→ Goal:
A line counts if it contains the word "Price" at least once. State how many such lines the records contain, giving the number alone.

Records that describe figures
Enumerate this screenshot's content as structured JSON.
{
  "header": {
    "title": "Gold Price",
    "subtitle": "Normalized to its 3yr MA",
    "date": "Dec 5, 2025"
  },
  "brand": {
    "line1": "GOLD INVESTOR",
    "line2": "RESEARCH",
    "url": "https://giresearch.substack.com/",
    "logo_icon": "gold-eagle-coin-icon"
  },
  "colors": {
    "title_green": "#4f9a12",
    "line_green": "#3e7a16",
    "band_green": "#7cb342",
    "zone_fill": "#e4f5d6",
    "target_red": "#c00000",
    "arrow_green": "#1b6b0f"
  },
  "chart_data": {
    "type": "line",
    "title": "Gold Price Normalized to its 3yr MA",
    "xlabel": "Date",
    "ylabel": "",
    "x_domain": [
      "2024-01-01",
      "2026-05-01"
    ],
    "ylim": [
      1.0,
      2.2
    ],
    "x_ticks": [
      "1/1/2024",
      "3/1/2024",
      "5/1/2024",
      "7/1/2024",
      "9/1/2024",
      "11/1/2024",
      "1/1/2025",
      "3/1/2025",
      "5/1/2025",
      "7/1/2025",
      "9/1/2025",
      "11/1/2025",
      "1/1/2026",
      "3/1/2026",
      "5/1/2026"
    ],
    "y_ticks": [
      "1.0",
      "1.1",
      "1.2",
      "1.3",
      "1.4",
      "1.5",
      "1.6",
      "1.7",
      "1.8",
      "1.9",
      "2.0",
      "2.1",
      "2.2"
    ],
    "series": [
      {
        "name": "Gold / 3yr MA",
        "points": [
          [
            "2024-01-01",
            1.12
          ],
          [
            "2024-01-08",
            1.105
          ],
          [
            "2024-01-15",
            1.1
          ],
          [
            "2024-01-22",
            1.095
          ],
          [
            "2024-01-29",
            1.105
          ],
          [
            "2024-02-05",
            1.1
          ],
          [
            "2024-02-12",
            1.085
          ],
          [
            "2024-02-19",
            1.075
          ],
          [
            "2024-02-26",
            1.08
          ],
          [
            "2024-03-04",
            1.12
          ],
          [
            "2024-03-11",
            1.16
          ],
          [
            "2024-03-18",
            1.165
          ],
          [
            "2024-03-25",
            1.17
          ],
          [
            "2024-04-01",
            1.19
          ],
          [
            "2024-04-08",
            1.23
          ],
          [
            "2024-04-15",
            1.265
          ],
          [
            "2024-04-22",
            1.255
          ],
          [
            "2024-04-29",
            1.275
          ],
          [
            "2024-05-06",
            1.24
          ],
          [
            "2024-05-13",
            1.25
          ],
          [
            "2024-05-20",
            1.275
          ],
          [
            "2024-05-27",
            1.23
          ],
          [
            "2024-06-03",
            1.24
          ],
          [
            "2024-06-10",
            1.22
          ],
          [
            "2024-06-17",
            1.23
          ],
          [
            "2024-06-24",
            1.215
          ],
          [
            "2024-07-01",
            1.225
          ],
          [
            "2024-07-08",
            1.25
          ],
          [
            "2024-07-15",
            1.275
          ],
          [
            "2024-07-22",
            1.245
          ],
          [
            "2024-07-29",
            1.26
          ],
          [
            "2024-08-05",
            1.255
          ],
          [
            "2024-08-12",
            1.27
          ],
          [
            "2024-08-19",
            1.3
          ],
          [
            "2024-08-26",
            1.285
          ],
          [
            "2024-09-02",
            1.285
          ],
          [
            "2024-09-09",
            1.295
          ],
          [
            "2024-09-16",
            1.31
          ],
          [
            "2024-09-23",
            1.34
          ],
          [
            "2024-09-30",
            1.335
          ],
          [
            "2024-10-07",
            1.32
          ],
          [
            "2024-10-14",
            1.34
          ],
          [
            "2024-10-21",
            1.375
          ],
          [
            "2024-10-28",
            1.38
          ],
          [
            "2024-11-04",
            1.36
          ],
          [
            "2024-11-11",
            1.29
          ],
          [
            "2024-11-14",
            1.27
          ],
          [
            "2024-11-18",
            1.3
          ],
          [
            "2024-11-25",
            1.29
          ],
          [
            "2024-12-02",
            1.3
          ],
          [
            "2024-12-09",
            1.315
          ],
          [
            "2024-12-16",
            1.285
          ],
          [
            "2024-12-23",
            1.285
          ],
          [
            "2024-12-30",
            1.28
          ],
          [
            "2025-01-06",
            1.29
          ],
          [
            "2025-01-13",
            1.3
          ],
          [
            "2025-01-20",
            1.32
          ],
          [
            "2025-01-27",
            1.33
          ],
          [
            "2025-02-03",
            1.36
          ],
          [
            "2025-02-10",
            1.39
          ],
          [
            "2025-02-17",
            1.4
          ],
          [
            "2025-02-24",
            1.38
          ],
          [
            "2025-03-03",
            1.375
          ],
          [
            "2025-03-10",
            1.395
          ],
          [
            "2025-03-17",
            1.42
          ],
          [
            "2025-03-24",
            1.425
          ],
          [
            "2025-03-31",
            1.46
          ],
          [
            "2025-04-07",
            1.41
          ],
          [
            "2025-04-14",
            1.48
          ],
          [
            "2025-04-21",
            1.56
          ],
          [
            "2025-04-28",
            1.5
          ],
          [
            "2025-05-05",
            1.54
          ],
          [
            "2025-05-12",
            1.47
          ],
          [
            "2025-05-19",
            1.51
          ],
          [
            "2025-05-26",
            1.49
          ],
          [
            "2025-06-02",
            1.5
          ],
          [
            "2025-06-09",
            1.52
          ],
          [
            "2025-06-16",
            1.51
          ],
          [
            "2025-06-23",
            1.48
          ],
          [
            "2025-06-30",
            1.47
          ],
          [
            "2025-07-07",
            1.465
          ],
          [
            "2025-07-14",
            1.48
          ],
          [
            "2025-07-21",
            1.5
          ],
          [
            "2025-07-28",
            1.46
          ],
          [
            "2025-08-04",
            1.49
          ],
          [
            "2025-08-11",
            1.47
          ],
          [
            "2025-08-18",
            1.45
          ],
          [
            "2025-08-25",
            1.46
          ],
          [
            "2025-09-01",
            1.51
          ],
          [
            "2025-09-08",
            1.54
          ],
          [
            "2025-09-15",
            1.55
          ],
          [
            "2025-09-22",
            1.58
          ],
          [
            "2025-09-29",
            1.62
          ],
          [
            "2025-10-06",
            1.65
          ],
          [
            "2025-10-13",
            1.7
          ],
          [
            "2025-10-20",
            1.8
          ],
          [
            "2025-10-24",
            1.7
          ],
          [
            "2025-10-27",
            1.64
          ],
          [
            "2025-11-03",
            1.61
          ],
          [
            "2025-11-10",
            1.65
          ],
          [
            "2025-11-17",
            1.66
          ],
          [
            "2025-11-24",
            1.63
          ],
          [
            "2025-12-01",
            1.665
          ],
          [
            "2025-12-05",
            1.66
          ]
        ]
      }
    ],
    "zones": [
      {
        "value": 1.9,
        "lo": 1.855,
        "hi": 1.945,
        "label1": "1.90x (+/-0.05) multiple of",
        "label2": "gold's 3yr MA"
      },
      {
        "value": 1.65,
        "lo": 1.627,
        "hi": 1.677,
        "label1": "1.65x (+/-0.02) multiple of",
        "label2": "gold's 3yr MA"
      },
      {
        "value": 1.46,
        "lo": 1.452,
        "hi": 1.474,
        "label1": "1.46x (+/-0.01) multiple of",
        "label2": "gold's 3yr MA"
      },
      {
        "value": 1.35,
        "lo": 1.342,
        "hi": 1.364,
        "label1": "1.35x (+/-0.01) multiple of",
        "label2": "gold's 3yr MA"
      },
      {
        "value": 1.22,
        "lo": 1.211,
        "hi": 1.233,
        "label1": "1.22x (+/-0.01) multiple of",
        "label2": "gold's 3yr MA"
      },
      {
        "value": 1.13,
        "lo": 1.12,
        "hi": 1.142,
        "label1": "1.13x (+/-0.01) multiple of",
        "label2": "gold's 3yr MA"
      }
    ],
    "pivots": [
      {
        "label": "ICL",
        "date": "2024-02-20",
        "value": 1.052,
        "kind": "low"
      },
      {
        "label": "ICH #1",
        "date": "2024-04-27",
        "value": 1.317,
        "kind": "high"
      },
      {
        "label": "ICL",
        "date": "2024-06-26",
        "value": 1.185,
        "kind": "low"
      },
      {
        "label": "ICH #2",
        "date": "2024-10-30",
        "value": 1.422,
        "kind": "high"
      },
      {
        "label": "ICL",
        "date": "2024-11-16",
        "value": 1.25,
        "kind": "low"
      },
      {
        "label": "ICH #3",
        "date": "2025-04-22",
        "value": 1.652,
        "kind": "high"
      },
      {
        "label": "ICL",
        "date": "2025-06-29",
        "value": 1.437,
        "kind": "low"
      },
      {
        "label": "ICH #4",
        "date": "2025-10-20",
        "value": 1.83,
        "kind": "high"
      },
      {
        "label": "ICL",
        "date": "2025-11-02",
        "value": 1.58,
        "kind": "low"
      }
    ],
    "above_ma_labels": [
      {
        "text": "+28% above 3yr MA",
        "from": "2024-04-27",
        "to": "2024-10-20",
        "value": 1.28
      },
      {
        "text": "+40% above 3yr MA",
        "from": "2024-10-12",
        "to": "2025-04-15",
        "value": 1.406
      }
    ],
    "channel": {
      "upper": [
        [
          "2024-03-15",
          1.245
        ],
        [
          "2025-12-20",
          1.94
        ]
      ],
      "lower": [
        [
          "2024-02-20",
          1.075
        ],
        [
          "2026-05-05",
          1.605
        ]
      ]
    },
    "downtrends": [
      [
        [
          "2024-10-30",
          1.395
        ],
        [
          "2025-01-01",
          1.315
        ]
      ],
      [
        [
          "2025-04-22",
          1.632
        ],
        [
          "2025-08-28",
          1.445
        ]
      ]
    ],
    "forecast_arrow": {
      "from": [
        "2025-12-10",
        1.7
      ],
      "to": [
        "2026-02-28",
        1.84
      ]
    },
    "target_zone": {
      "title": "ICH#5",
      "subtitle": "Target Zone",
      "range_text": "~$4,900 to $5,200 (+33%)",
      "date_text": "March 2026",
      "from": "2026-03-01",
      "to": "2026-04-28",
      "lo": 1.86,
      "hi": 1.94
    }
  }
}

→ The response:
2